What you should do: Locate and copy all lines bearing the word "name".
BEGIN Record list
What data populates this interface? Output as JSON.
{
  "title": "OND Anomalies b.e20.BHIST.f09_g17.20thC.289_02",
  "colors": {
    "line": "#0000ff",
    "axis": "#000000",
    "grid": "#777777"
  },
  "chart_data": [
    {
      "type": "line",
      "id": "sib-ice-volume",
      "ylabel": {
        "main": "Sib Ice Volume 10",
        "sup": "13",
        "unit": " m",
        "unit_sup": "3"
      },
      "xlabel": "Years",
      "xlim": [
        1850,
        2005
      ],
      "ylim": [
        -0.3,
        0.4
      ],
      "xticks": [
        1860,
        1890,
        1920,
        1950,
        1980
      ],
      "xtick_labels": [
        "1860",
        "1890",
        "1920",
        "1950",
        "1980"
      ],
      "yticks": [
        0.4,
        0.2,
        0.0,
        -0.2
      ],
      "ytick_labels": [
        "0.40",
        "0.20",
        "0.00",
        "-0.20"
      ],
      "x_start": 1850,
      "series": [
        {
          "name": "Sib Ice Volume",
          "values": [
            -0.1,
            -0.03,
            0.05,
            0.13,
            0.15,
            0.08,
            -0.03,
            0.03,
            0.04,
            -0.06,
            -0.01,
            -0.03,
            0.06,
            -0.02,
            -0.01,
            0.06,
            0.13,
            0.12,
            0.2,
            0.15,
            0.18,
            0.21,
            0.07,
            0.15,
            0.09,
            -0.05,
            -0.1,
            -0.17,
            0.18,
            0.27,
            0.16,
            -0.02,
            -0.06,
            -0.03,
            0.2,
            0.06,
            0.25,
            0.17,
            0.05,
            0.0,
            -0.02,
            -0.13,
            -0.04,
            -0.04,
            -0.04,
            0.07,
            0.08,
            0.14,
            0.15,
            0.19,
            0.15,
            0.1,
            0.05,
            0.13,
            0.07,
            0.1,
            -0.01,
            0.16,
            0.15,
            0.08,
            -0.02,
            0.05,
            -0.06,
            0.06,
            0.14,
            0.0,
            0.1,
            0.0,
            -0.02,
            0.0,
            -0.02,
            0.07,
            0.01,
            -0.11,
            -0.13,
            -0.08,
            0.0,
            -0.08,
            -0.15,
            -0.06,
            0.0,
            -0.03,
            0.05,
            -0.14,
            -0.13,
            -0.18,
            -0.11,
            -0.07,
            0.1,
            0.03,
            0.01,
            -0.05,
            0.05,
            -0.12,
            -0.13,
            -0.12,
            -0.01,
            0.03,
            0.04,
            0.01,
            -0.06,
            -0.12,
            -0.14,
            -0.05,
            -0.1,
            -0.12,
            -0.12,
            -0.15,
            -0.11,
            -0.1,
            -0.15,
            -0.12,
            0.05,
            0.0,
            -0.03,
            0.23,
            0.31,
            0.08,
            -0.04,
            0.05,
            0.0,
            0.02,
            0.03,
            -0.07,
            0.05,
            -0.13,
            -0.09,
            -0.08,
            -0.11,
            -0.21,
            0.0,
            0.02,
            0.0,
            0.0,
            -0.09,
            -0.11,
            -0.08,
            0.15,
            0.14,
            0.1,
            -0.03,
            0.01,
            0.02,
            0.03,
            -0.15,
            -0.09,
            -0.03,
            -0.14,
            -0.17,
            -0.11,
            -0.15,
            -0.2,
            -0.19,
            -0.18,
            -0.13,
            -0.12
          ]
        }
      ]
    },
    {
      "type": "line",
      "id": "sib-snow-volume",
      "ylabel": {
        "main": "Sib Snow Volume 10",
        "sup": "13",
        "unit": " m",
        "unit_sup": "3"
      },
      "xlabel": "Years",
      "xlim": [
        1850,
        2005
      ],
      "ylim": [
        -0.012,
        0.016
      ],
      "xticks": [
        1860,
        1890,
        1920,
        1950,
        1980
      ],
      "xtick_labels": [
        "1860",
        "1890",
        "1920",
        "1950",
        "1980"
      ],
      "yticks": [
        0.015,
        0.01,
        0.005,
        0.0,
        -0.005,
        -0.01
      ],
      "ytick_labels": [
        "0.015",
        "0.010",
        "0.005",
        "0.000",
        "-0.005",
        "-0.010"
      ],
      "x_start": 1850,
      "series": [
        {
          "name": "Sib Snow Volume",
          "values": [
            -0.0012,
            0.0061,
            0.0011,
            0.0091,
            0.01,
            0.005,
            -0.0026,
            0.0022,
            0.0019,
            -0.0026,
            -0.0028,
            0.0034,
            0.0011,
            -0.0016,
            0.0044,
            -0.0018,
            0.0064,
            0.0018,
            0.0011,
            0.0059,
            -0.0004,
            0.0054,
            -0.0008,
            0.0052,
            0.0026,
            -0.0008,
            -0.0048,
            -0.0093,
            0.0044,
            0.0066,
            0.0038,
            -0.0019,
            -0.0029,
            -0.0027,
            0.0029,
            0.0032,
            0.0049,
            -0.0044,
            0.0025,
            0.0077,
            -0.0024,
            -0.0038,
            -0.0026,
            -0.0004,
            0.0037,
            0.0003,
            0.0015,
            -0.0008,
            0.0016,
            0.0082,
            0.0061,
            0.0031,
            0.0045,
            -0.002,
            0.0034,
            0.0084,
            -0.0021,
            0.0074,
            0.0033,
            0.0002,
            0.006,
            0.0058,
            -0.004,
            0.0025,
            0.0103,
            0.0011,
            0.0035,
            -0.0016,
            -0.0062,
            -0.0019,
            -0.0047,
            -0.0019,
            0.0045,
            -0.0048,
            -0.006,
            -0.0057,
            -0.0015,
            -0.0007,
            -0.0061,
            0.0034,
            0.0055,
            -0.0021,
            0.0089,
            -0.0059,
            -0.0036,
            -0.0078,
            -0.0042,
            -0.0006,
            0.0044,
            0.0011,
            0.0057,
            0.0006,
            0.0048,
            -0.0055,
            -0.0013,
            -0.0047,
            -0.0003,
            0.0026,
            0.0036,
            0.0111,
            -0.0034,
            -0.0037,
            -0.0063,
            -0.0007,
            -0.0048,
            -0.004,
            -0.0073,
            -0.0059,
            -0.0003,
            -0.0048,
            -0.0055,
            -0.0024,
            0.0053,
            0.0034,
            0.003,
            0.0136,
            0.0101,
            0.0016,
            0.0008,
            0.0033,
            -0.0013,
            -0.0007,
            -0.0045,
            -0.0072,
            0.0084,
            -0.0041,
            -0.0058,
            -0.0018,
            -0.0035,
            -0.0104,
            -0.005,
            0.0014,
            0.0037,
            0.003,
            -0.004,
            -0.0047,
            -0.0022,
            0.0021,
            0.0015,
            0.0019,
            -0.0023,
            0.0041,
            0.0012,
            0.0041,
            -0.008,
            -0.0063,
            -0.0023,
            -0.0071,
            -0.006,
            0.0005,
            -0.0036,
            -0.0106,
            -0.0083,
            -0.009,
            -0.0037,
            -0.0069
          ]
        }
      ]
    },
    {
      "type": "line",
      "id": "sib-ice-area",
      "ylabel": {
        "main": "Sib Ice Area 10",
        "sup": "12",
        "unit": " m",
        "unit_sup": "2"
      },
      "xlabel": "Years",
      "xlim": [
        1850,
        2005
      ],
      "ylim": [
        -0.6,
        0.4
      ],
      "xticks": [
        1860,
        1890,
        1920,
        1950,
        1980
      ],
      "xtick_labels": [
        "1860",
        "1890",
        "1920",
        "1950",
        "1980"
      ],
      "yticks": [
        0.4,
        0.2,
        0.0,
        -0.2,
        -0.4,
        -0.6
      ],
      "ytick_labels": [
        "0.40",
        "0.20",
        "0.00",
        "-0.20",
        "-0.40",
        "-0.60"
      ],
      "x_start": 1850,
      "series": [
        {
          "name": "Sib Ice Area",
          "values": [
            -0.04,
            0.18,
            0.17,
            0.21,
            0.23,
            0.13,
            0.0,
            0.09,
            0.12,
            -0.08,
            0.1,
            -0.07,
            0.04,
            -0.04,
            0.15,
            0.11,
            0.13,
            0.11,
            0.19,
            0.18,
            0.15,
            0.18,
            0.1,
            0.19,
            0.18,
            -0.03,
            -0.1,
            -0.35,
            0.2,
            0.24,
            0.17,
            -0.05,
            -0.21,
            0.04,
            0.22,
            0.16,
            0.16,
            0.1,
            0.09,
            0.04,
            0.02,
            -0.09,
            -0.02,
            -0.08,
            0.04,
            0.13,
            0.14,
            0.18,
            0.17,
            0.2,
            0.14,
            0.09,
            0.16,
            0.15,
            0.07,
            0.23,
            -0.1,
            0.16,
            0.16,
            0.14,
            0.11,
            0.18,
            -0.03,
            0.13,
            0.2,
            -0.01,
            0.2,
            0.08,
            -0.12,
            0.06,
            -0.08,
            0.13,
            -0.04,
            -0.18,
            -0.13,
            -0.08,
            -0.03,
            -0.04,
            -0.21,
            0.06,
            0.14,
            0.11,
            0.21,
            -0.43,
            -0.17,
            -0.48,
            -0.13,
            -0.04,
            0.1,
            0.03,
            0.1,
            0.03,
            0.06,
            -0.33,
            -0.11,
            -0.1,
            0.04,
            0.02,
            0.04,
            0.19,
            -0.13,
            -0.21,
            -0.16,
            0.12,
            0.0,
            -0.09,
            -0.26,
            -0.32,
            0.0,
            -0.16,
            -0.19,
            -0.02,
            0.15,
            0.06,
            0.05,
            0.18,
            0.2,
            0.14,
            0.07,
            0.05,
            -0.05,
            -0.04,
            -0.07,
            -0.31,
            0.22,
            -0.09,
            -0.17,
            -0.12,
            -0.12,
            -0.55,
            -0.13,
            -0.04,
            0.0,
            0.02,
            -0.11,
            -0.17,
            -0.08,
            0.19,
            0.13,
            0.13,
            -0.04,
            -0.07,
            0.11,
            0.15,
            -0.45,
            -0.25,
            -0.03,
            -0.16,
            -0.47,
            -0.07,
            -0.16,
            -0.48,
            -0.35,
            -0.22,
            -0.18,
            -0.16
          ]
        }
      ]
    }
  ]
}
END Record list
Finished task:
          "name": "Sib Ice Volume",
          "name": "Sib Snow Volume",
          "name": "Sib Ice Area",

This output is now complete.